Data for this task:
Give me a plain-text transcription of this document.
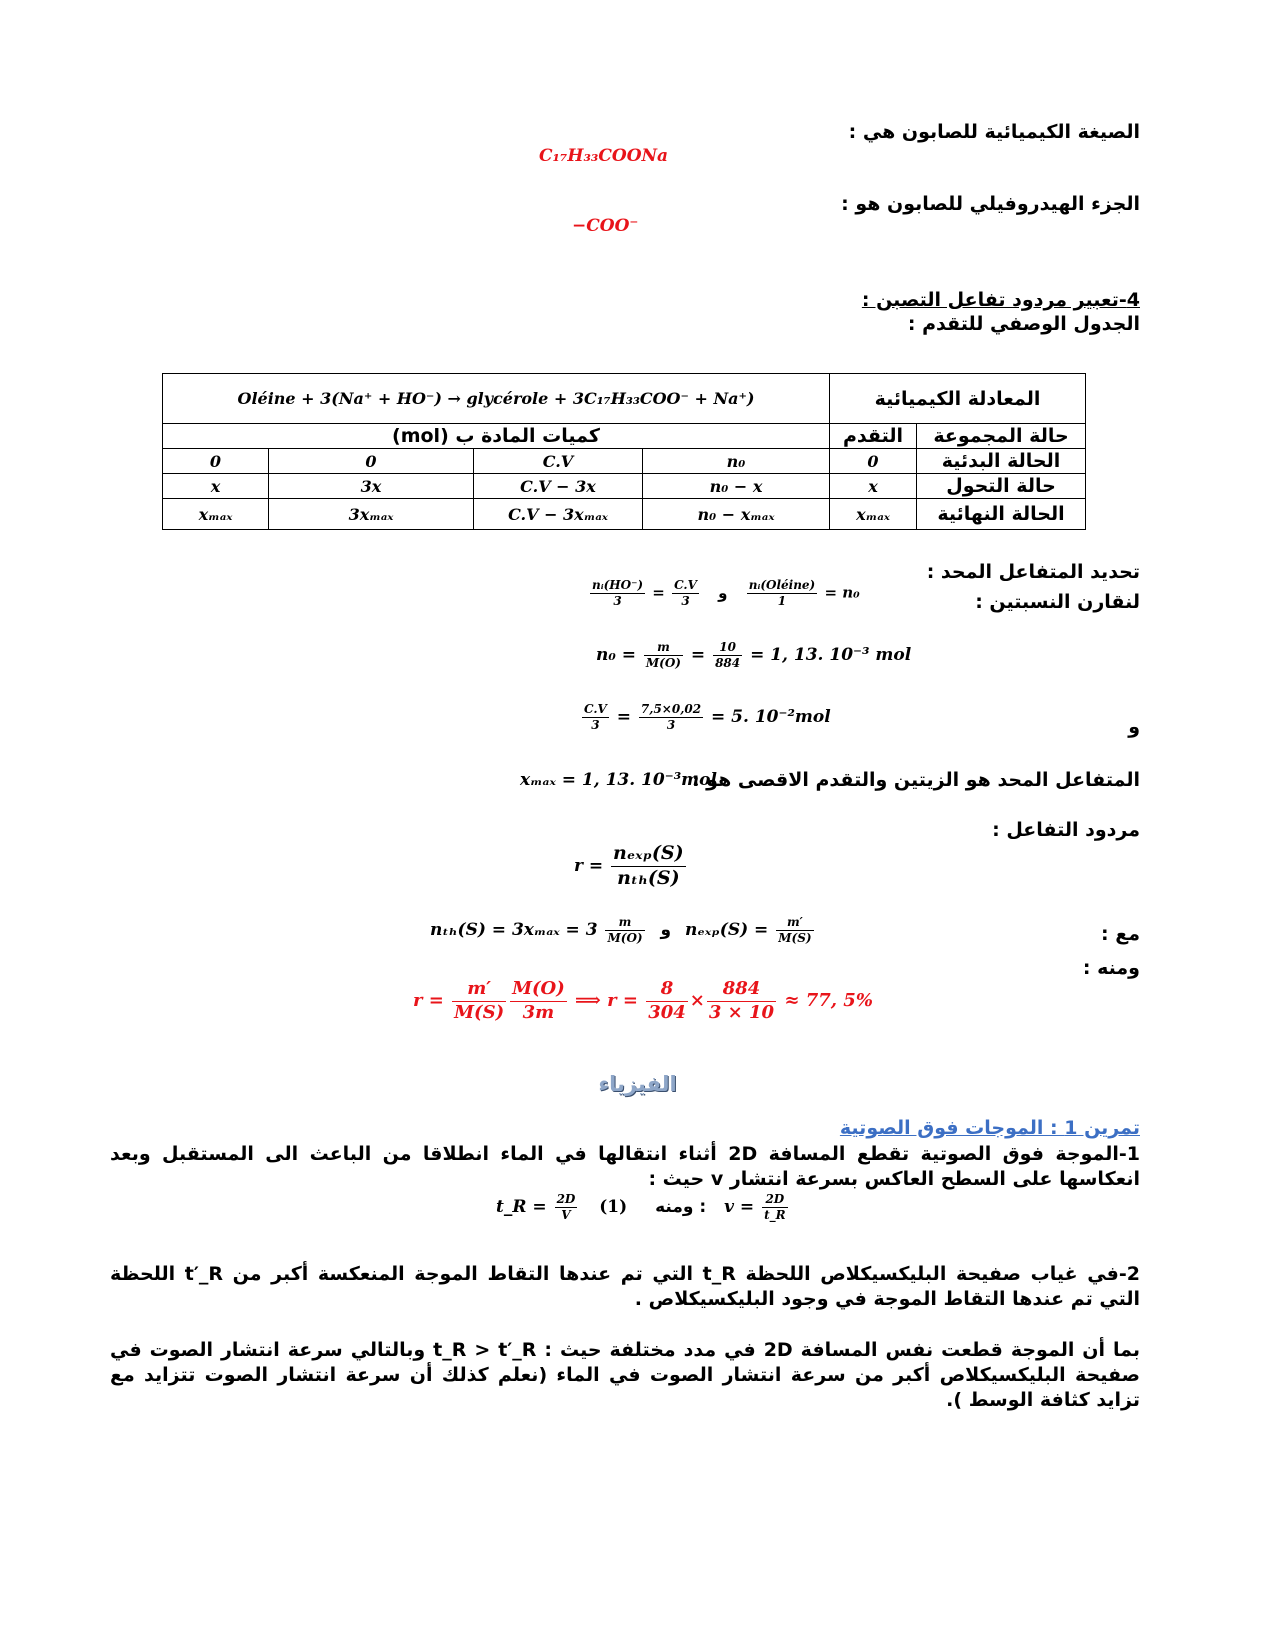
الصيغة الكيميائية للصابون هي :
C₁₇H₃₃COONa
الجزء الهيدروفيلي للصابون هو :
−COO⁻
4-تعبير مردود تفاعل التصبن :
الجدول الوصفي للتقدم :
المعادلة الكيميائية		Oléine + 3(Na⁺ + HO⁻) → glycérole + 3C₁₇H₃₃COO⁻ + Na⁺)			
حالة المجموعة	التقدم	كميات المادة ب (mol)			
الحالة البدئية	0	n₀	C.V	0	0
حالة التحول	x	n₀ − x	C.V − 3x	3x	x
الحالة النهائية	xₘₐₓ	n₀ − xₘₐₓ	C.V − 3xₘₐₓ	3xₘₐₓ	xₘₐₓ
تحديد المتفاعل المحد :
لنقارن النسبتين :
$\frac{\text{nᵢ(HO⁻)}}{3} = \frac{C.V}{3}$ و $\frac{\text{nᵢ(Oléine)}}{1} = n_0$
$n_0 = \frac{m}{M(O)} = \frac{10}{884} = 1$, 13. 10⁻³ mol
و
$\frac{C.V}{3} = \frac{7,5\times 0,02}{3} = 5$. 10⁻²mol
المتفاعل المحد هو الزيتين والتقدم الاقصى هو :
xₘₐₓ = 1, 13. 10⁻³mol
مردود التفاعل :
$r = \frac{\text{nₑₓₚ(S)}}{\text{nₜₕ(S)}}$
مع :
$n_{th}(S) = 3x_{max} = 3 \frac{m}{M(O)}$ و $n_{exp}(S) = \frac{m'}{M(S)}$
ومنه :
$r = \frac{m'}{M(S)} \frac{M(O)}{3m}$ ⟹ $r = \frac{8}{304} \times \frac{884}{3 \times 10} \approx 77$, 5%
الفيزياء
تمرين 1 : الموجات فوق الصوتية
1-الموجة فوق الصوتية تقطع المسافة 2D أثناء انتقالها في الماء انطلاقا من الباعث الى المستقبل وبعد انعكاسها على السطح العاكس بسرعة انتشار v حيث :
t_R = $\frac{2D}{V} (1)$ ومنه : $v = \frac{2D}{t\_R}$
2-في غياب صفيحة البليكسيكلاص اللحظة t_R التي تم عندها التقاط الموجة المنعكسة أكبر من t′_R اللحظة التي تم عندها التقاط الموجة في وجود البليكسيكلاص .
بما أن الموجة قطعت نفس المسافة 2D في مدد مختلفة حيث : t_R > t′_R وبالتالي سرعة انتشار الصوت في صفيحة البليكسيكلاص أكبر من سرعة انتشار الصوت في الماء (نعلم كذلك أن سرعة انتشار الصوت تتزايد مع تزايد كثافة الوسط ).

What is being asked:
Identify all lines in the records above with the word "Oléine".

Complete output:
المعادلة الكيميائية		Oléine + 3(Na⁺ + HO⁻) → glycérole + 3C₁₇H₃₃COO⁻ + Na⁺)			
$\frac{\text{nᵢ(HO⁻)}}{3} = \frac{C.V}{3}$ و $\frac{\text{nᵢ(Oléine)}}{1} = n_0$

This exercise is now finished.